▸ EXERCISE OBJECTIVE:
Every line of the records must be repeated exactly; pictures stay out.

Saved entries
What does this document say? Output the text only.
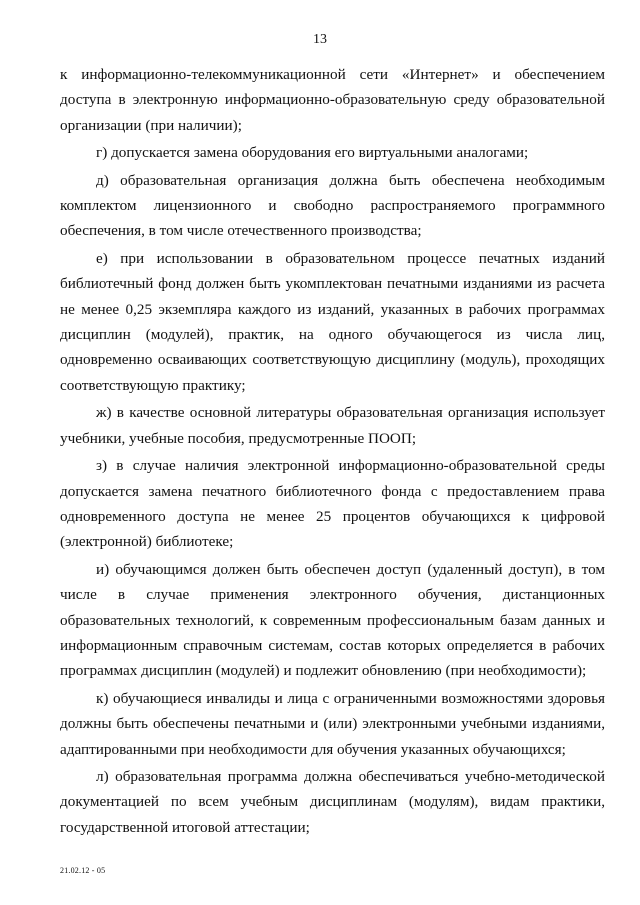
13

к информационно-телекоммуникационной сети «Интернет» и обеспечением доступа в электронную информационно-образовательную среду образовательной организации (при наличии);

г) допускается замена оборудования его виртуальными аналогами;

д) образовательная организация должна быть обеспечена необходимым комплектом лицензионного и свободно распространяемого программного обеспечения, в том числе отечественного производства;

е) при использовании в образовательном процессе печатных изданий библиотечный фонд должен быть укомплектован печатными изданиями из расчета не менее 0,25 экземпляра каждого из изданий, указанных в рабочих программах дисциплин (модулей), практик, на одного обучающегося из числа лиц, одновременно осваивающих соответствующую дисциплину (модуль), проходящих соответствующую практику;

ж) в качестве основной литературы образовательная организация использует учебники, учебные пособия, предусмотренные ПООП;

з) в случае наличия электронной информационно-образовательной среды допускается замена печатного библиотечного фонда с предоставлением права одновременного доступа не менее 25 процентов обучающихся к цифровой (электронной) библиотеке;

и) обучающимся должен быть обеспечен доступ (удаленный доступ), в том числе в случае применения электронного обучения, дистанционных образовательных технологий, к современным профессиональным базам данных и информационным справочным системам, состав которых определяется в рабочих программах дисциплин (модулей) и подлежит обновлению (при необходимости);

к) обучающиеся инвалиды и лица с ограниченными возможностями здоровья должны быть обеспечены печатными и (или) электронными учебными изданиями, адаптированными при необходимости для обучения указанных обучающихся;

л) образовательная программа должна обеспечиваться учебно-методической документацией по всем учебным дисциплинам (модулям), видам практики, государственной итоговой аттестации;

21.02.12 - 05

▸ SOLUTION TO THE PROBLEM:
What does this document say? Output the text only.
13

к информационно-телекоммуникационной сети «Интернет» и обеспечением доступа в электронную информационно-образовательную среду образовательной организации (при наличии);

г) допускается замена оборудования его виртуальными аналогами;

д) образовательная организация должна быть обеспечена необходимым комплектом лицензионного и свободно распространяемого программного обеспечения, в том числе отечественного производства;

е) при использовании в образовательном процессе печатных изданий библиотечный фонд должен быть укомплектован печатными изданиями из расчета не менее 0,25 экземпляра каждого из изданий, указанных в рабочих программах дисциплин (модулей), практик, на одного обучающегося из числа лиц, одновременно осваивающих соответствующую дисциплину (модуль), проходящих соответствующую практику;

ж) в качестве основной литературы образовательная организация использует учебники, учебные пособия, предусмотренные ПООП;

з) в случае наличия электронной информационно-образовательной среды допускается замена печатного библиотечного фонда с предоставлением права одновременного доступа не менее 25 процентов обучающихся к цифровой (электронной) библиотеке;

и) обучающимся должен быть обеспечен доступ (удаленный доступ), в том числе в случае применения электронного обучения, дистанционных образовательных технологий, к современным профессиональным базам данных и информационным справочным системам, состав которых определяется в рабочих программах дисциплин (модулей) и подлежит обновлению (при необходимости);

к) обучающиеся инвалиды и лица с ограниченными возможностями здоровья должны быть обеспечены печатными и (или) электронными учебными изданиями, адаптированными при необходимости для обучения указанных обучающихся;

л) образовательная программа должна обеспечиваться учебно-методической документацией по всем учебным дисциплинам (модулям), видам практики, государственной итоговой аттестации;

21.02.12 - 05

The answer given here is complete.